* What is needed
Images do not belong in the copy. Retype all the entries below exactly.

* Material supplied
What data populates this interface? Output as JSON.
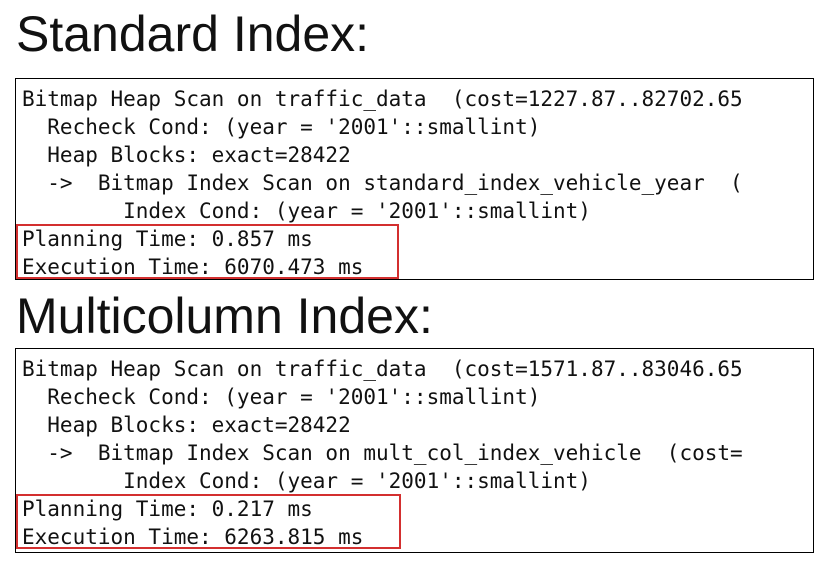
{
  "sections": [
    {
      "heading": "Standard Index:",
      "lines": [
        "Bitmap Heap Scan on traffic_data  (cost=1227.87..82702.65",
        "  Recheck Cond: (year = '2001'::smallint)",
        "  Heap Blocks: exact=28422",
        "  ->  Bitmap Index Scan on standard_index_vehicle_year  (",
        "        Index Cond: (year = '2001'::smallint)",
        "Planning Time: 0.857 ms",
        "Execution Time: 6070.473 ms"
      ]
    },
    {
      "heading": "Multicolumn Index:",
      "lines": [
        "Bitmap Heap Scan on traffic_data  (cost=1571.87..83046.65",
        "  Recheck Cond: (year = '2001'::smallint)",
        "  Heap Blocks: exact=28422",
        "  ->  Bitmap Index Scan on mult_col_index_vehicle  (cost=",
        "        Index Cond: (year = '2001'::smallint)",
        "Planning Time: 0.217 ms",
        "Execution Time: 6263.815 ms"
      ]
    }
  ],
  "colors": {
    "highlight_border": "#d32f2f",
    "panel_border": "#000000",
    "text": "#111111"
  }
}
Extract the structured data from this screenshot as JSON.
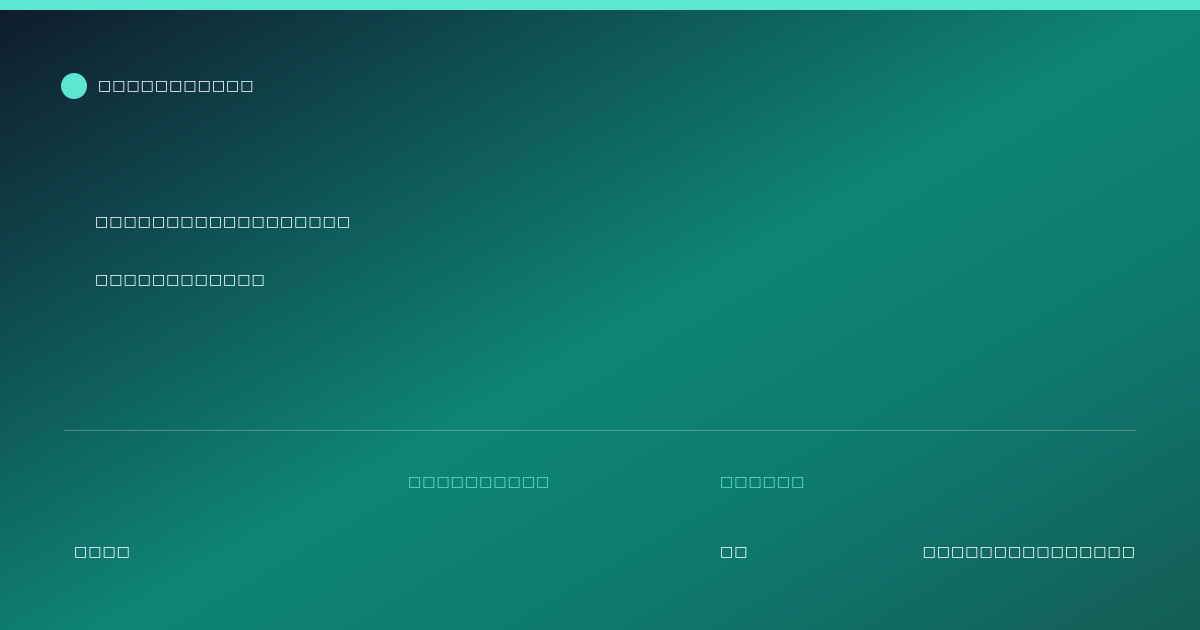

* Written answer
What data populates this interface? Output as JSON.
{
  "sections": [
    {
      "heading": "Standard Index:",
      "lines": [
        "Bitmap Heap Scan on traffic_data  (cost=1227.87..82702.65",
        "  Recheck Cond: (year = '2001'::smallint)",
        "  Heap Blocks: exact=28422",
        "  ->  Bitmap Index Scan on standard_index_vehicle_year  (",
        "        Index Cond: (year = '2001'::smallint)",
        "Planning Time: 0.857 ms",
        "Execution Time: 6070.473 ms"
      ]
    },
    {
      "heading": "Multicolumn Index:",
      "lines": [
        "Bitmap Heap Scan on traffic_data  (cost=1571.87..83046.65",
        "  Recheck Cond: (year = '2001'::smallint)",
        "  Heap Blocks: exact=28422",
        "  ->  Bitmap Index Scan on mult_col_index_vehicle  (cost=",
        "        Index Cond: (year = '2001'::smallint)",
        "Planning Time: 0.217 ms",
        "Execution Time: 6263.815 ms"
      ]
    }
  ],
  "colors": {
    "highlight_border": "#d32f2f",
    "panel_border": "#000000",
    "text": "#111111"
  }
}
Extract the structured data from this screenshot as JSON.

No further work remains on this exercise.